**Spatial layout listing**
+ + +
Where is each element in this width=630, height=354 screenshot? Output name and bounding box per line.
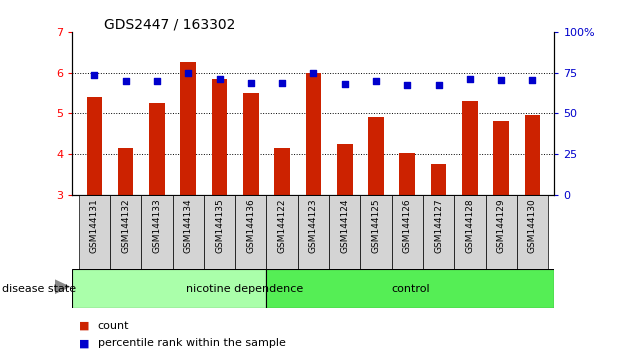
Text: count: count: [98, 321, 129, 331]
Text: GSM144134: GSM144134: [184, 199, 193, 253]
Text: GSM144128: GSM144128: [466, 199, 474, 253]
Bar: [392, 195, 423, 269]
Point: [89, 73, 100, 78]
Bar: [72, 269, 266, 308]
Point: [246, 80, 256, 86]
Point: [433, 82, 444, 88]
Bar: [118, 148, 134, 195]
Text: GSM144127: GSM144127: [434, 199, 443, 253]
Bar: [337, 144, 353, 195]
Text: GSM144122: GSM144122: [278, 199, 287, 253]
Bar: [79, 195, 110, 269]
Point: [152, 78, 162, 84]
Bar: [180, 62, 196, 195]
Bar: [517, 195, 548, 269]
Bar: [454, 195, 486, 269]
Text: GSM144135: GSM144135: [215, 199, 224, 253]
Bar: [399, 153, 415, 195]
Bar: [173, 195, 204, 269]
Bar: [486, 195, 517, 269]
Point: [214, 76, 224, 81]
Text: GSM144136: GSM144136: [246, 199, 255, 253]
Text: GSM144126: GSM144126: [403, 199, 412, 253]
Text: GSM144130: GSM144130: [528, 199, 537, 253]
Bar: [462, 101, 478, 195]
Bar: [360, 195, 392, 269]
Text: GSM144123: GSM144123: [309, 199, 318, 253]
Bar: [306, 73, 321, 195]
Point: [496, 77, 507, 83]
Bar: [110, 195, 141, 269]
Bar: [86, 97, 102, 195]
Bar: [329, 195, 360, 269]
Text: GSM144124: GSM144124: [340, 199, 349, 253]
Bar: [423, 195, 454, 269]
Bar: [266, 195, 298, 269]
Point: [465, 76, 475, 81]
Bar: [149, 103, 165, 195]
Point: [371, 78, 381, 84]
Bar: [368, 118, 384, 195]
Bar: [141, 195, 173, 269]
Text: disease state: disease state: [2, 284, 76, 293]
Point: [527, 77, 537, 83]
Bar: [243, 93, 259, 195]
Bar: [525, 115, 541, 195]
Point: [340, 81, 350, 86]
Point: [309, 70, 318, 75]
Text: GDS2447 / 163302: GDS2447 / 163302: [104, 18, 236, 32]
Bar: [431, 164, 447, 195]
Text: ■: ■: [79, 321, 89, 331]
Text: control: control: [391, 284, 430, 293]
Text: nicotine dependence: nicotine dependence: [186, 284, 303, 293]
Bar: [204, 195, 235, 269]
Bar: [274, 148, 290, 195]
Text: GSM144131: GSM144131: [90, 199, 99, 253]
Text: GSM144125: GSM144125: [372, 199, 381, 253]
Point: [403, 82, 413, 88]
Bar: [493, 121, 509, 195]
Polygon shape: [55, 279, 71, 294]
Point: [120, 78, 130, 84]
Text: percentile rank within the sample: percentile rank within the sample: [98, 338, 285, 348]
Text: GSM144133: GSM144133: [152, 199, 161, 253]
Bar: [266, 269, 554, 308]
Text: GSM144129: GSM144129: [496, 199, 506, 253]
Point: [277, 80, 287, 86]
Bar: [298, 195, 329, 269]
Point: [183, 70, 193, 75]
Bar: [235, 195, 266, 269]
Text: GSM144132: GSM144132: [121, 199, 130, 253]
Bar: [212, 79, 227, 195]
Text: ■: ■: [79, 338, 89, 348]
+ + +
**DESCRIPTION OF THE TASK**
Extract the lines of the listing verbatim, starting at the line that contains "Text: count: count: [98, 321, 129, 331]" and ending at the line that contains "Bar: [462, 101, 478, 195]", with both of those lines included.

**SOLUTION TO THIS TASK**
Text: count: count: [98, 321, 129, 331]
Text: GSM144134: GSM144134: [184, 199, 193, 253]
Text: GSM144128: GSM144128: [466, 199, 474, 253]
Bar: [392, 195, 423, 269]
Point: [89, 73, 100, 78]
Bar: [72, 269, 266, 308]
Point: [246, 80, 256, 86]
Point: [433, 82, 444, 88]
Bar: [118, 148, 134, 195]
Text: GSM144127: GSM144127: [434, 199, 443, 253]
Bar: [337, 144, 353, 195]
Text: GSM144122: GSM144122: [278, 199, 287, 253]
Bar: [79, 195, 110, 269]
Point: [152, 78, 162, 84]
Bar: [180, 62, 196, 195]
Bar: [517, 195, 548, 269]
Bar: [454, 195, 486, 269]
Text: GSM144135: GSM144135: [215, 199, 224, 253]
Bar: [399, 153, 415, 195]
Bar: [173, 195, 204, 269]
Bar: [486, 195, 517, 269]
Point: [214, 76, 224, 81]
Text: GSM144136: GSM144136: [246, 199, 255, 253]
Text: GSM144126: GSM144126: [403, 199, 412, 253]
Text: GSM144130: GSM144130: [528, 199, 537, 253]
Bar: [462, 101, 478, 195]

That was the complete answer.